• **DIRECTION**
Please output the records below in full, exactly as given, but without the images.

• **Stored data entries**
╔══

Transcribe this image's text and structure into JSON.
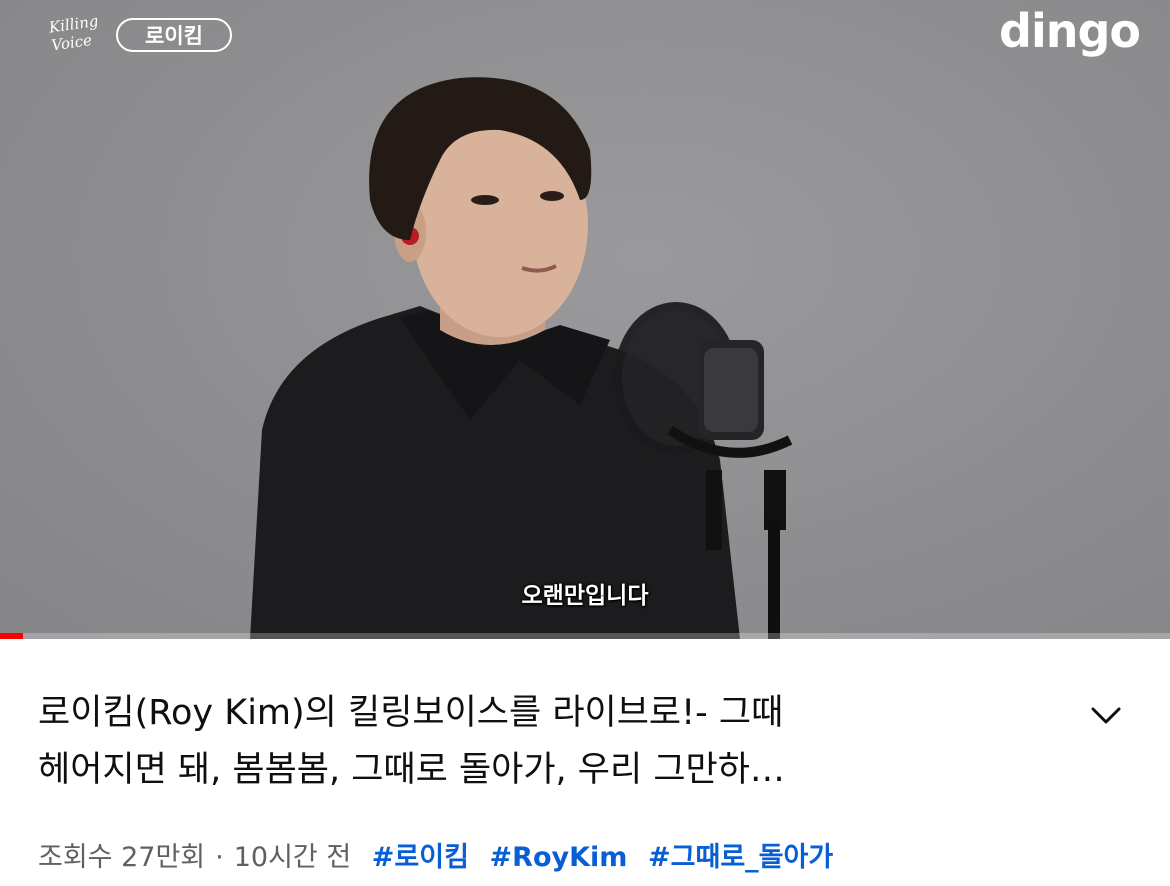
{
  "video": {
    "channel_logo": {
      "script": "Killing Voice",
      "pill": "로이킴"
    },
    "brand_logo": "dingo",
    "caption": "오랜만입니다",
    "progress": 0.02,
    "colors": {
      "progress": "#ff0000",
      "background": "#8e8e90"
    }
  },
  "title": {
    "line1": "로이킴(Roy Kim)의 킬링보이스를 라이브로!- 그때",
    "line2": "헤어지면 돼, 봄봄봄, 그때로 돌아가, 우리 그만하…"
  },
  "expand_icon": "chevron-down-icon",
  "meta": {
    "views": "조회수 27만회",
    "separator": "·",
    "time": "10시간 전",
    "hashtags": [
      "#로이킴",
      "#RoyKim",
      "#그때로_돌아가"
    ]
  },
  "colors": {
    "text": "#0f0f0f",
    "meta": "#606060",
    "hashtag": "#065fd4"
  }
}
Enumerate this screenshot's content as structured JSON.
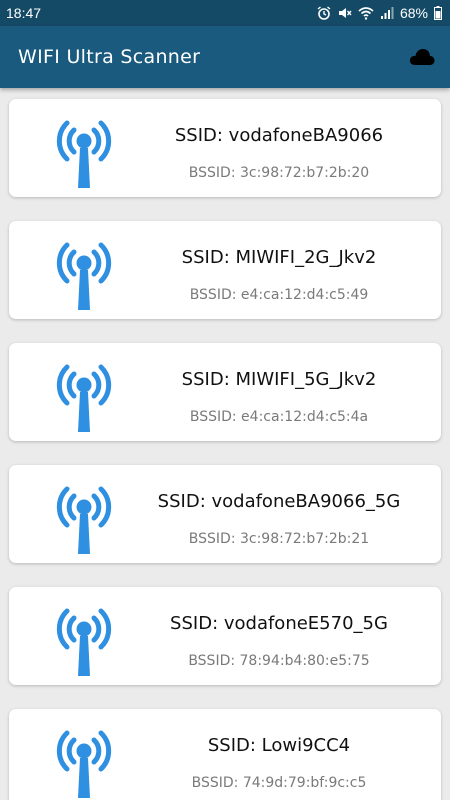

╚══

• **IN RESPONSE**
Transcribe this image's text and structure into JSON.
{
  "video": {
    "channel_logo": {
      "script": "Killing Voice",
      "pill": "로이킴"
    },
    "brand_logo": "dingo",
    "caption": "오랜만입니다",
    "progress": 0.02,
    "colors": {
      "progress": "#ff0000",
      "background": "#8e8e90"
    }
  },
  "title": {
    "line1": "로이킴(Roy Kim)의 킬링보이스를 라이브로!- 그때",
    "line2": "헤어지면 돼, 봄봄봄, 그때로 돌아가, 우리 그만하…"
  },
  "expand_icon": "chevron-down-icon",
  "meta": {
    "views": "조회수 27만회",
    "separator": "·",
    "time": "10시간 전",
    "hashtags": [
      "#로이킴",
      "#RoyKim",
      "#그때로_돌아가"
    ]
  },
  "colors": {
    "text": "#0f0f0f",
    "meta": "#606060",
    "hashtag": "#065fd4"
  }
}
Enumerate this screenshot's content as structured JSON.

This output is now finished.